--- EXCERPT ---
- - -
From the platform specific code the glxbackend is about 50 %. The sharing between the egl backends is larger, for the new X11 mode for kwin_wayland the difference is just 20 lines. For QPainter the differences are also rather small – in fact the differences are so small that all is in one source file making something like 200 lines of code for the three backends. Last week I worked on integrating a framebuffer backend into QPainter – although I prior had no idea about it, it was integrated into KWin in less than two hours fully functional with no change to the SceneQPainter at all except writing 50 lines of the backend code.

Now the backends are only part of the whole story. By using our own existing compositor we ensure a similar feature set between X11 and Wayland and can reuse all our effects directly without any adjustments. According to CLOC we have 22000 lines of effect code.

What about QtCompositor

QtCompositor seems to be the natural choice for bringing Wayland support to KWin. After all it’s part of Qt which is what we use in KWin. Except it doesn’t. For a starter it’s not yet a released component which makes it difficult to use for us to develop against, for our packagers to distribute and for our users to test. “But Martin”, you say, “you could develop on it and get it into a release state!”

Yes I could, but would it help KWin? What is the strength of QtCompositor? Providing a QtQuick API to write a Wayland compositor. But KWin doesn’t use QtQuick in the compositor. “But Martin”, you say, “QtQuick is the new cool thing, everybody ports to it, so should you!”. Yes, of course, but it means:

  • Throwing away all our effects
  • Writing new integration code between QtCompositor and the window manager
  • having no code sharing between the Wayland and the X11 compositor
  • No longer being able to provide non-OpenGL compositors as QtQuick requires OpenGL

If I look at this I rather doubt that this would be a “just integrate it”. That looks like a lot of work and duplication to have the same basic window manager for X11 and Wayland. Code sharing would be kind of impossible as the technologies involved are too different.

“But Martin”, you say, “you could at least use QtCompositor for wrapping the Wayland API and use it to map a Wayland buffer to OpenGL!” Yes, that is true and I did consider it and even planned to do so. In the end I decided against it for multiple reasons. First of all this still shows the problem of the unreleased component (yes, I could work on it), but then I wanted to integrate Wayland in KWin with a Facade. Using a facade is something I consider here as rather important. After all we want to use Wayland for quite some time and not run into the situation that we need to port away from a library in a few years. Using a facade makes such a situation much easier. Now if we write a facade anyway what is the benefit of being a facade to QtWayland compared to being a facade to Wayland directly? It just adds another layer of abstraction which might hinder us (and compared we ported lots away from Qt to XCB during the Qt 5 porting removing the abstraction added by Qt). Oh and of course we will have to use Wayland directly, because we will have to use our own protocols for e.g. interfacing with Plasma. Which would mean that we have to interact with two technologies instead of one. Overall I didn’t see an advantage and that’s why KWayland is a facade over Wayland and not over QtCompositor.

What about (lib)weston

“But Martin”, you say, “you could integrate (lib)weston’s backend!”. Yes, weston uses plugins for it’s backends, so in theory it would be possible to load the plugins and interface with them. There were also patches to make this possible through a libweston, but I actually don’t know whether they got integrated (quick check looks like they didn’t).
- - -
--- EXTRACTED INFORMATION ---
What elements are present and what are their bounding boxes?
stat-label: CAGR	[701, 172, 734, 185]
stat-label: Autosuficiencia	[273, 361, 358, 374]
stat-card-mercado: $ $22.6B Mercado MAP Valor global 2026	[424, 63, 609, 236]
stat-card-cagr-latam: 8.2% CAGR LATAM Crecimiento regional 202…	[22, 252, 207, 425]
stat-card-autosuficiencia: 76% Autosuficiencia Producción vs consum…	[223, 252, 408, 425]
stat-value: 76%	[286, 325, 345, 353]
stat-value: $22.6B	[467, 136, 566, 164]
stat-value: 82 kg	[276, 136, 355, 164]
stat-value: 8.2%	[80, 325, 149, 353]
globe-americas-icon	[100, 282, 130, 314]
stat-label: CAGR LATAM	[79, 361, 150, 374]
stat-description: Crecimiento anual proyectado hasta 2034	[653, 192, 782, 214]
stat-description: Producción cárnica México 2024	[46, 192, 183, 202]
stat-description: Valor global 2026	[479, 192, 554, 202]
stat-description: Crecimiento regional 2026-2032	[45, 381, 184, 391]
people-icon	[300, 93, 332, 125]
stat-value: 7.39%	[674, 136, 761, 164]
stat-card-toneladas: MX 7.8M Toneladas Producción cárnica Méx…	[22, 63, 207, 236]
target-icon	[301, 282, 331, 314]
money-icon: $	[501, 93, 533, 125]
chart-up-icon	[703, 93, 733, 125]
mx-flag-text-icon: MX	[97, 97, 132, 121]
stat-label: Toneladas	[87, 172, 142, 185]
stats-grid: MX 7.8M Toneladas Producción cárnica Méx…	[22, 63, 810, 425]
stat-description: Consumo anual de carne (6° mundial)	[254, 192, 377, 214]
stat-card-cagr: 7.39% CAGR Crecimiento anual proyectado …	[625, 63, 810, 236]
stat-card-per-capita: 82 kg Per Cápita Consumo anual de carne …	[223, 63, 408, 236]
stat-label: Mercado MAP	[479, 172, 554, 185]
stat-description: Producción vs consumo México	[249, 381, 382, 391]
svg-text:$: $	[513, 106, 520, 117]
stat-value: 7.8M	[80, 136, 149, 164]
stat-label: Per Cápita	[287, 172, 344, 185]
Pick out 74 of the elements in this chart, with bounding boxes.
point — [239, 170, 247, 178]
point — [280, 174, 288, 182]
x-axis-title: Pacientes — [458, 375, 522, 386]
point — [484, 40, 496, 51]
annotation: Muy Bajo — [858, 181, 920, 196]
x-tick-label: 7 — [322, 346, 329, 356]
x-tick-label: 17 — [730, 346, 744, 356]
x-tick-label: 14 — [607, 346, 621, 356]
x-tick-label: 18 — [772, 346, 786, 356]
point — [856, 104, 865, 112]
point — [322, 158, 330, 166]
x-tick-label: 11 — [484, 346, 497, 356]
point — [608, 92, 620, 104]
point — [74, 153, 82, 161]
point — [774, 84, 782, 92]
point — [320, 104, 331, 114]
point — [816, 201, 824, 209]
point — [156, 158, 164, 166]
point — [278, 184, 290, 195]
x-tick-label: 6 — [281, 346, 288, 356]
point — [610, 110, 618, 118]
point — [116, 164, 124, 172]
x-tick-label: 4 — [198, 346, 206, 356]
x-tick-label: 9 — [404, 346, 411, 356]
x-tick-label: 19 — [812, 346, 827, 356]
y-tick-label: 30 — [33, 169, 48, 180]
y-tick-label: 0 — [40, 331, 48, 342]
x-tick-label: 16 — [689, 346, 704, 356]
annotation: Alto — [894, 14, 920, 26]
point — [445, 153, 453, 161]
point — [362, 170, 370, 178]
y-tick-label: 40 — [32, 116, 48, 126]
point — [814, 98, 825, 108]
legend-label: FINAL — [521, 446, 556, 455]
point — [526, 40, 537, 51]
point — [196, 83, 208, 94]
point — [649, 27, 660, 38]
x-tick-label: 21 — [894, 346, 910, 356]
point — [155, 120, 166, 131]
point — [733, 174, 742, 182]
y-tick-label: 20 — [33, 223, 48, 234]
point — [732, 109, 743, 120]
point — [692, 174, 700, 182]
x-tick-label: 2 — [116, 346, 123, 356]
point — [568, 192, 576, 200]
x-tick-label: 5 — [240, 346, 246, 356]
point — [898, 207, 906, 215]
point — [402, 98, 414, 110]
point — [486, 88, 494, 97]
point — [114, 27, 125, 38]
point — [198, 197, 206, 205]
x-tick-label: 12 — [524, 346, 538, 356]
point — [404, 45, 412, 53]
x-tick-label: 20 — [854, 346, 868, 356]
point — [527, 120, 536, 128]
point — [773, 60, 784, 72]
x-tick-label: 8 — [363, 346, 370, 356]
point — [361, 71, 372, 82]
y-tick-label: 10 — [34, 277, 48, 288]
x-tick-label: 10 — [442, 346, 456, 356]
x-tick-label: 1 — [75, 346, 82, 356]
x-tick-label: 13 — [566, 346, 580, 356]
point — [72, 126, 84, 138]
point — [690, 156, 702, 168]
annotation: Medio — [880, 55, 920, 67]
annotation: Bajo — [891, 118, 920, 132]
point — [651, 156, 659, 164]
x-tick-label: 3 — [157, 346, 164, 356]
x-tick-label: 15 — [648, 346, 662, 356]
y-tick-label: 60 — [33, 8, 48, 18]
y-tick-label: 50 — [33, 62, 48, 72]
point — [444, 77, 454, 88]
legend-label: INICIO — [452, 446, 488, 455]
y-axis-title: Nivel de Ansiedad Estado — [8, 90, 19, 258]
- - -
--- REQUIRED WORK ---
Can you reproduce the KWin excerpt word for word, from "From the platform" to "the backend code."? Draw only on the KWin excerpt, not on the records.

--- RESPONSE ---
From the platform specific code the glxbackend is about 50 %. The sharing between the egl backends is larger, for the new X11 mode for kwin_wayland the difference is just 20 lines. For QPainter the differences are also rather small – in fact the differences are so small that all is in one source file making something like 200 lines of code for the three backends. Last week I worked on integrating a framebuffer backend into QPainter – although I prior had no idea about it, it was integrated into KWin in less than two hours fully functional with no change to the SceneQPainter at all except writing 50 lines of the backend code.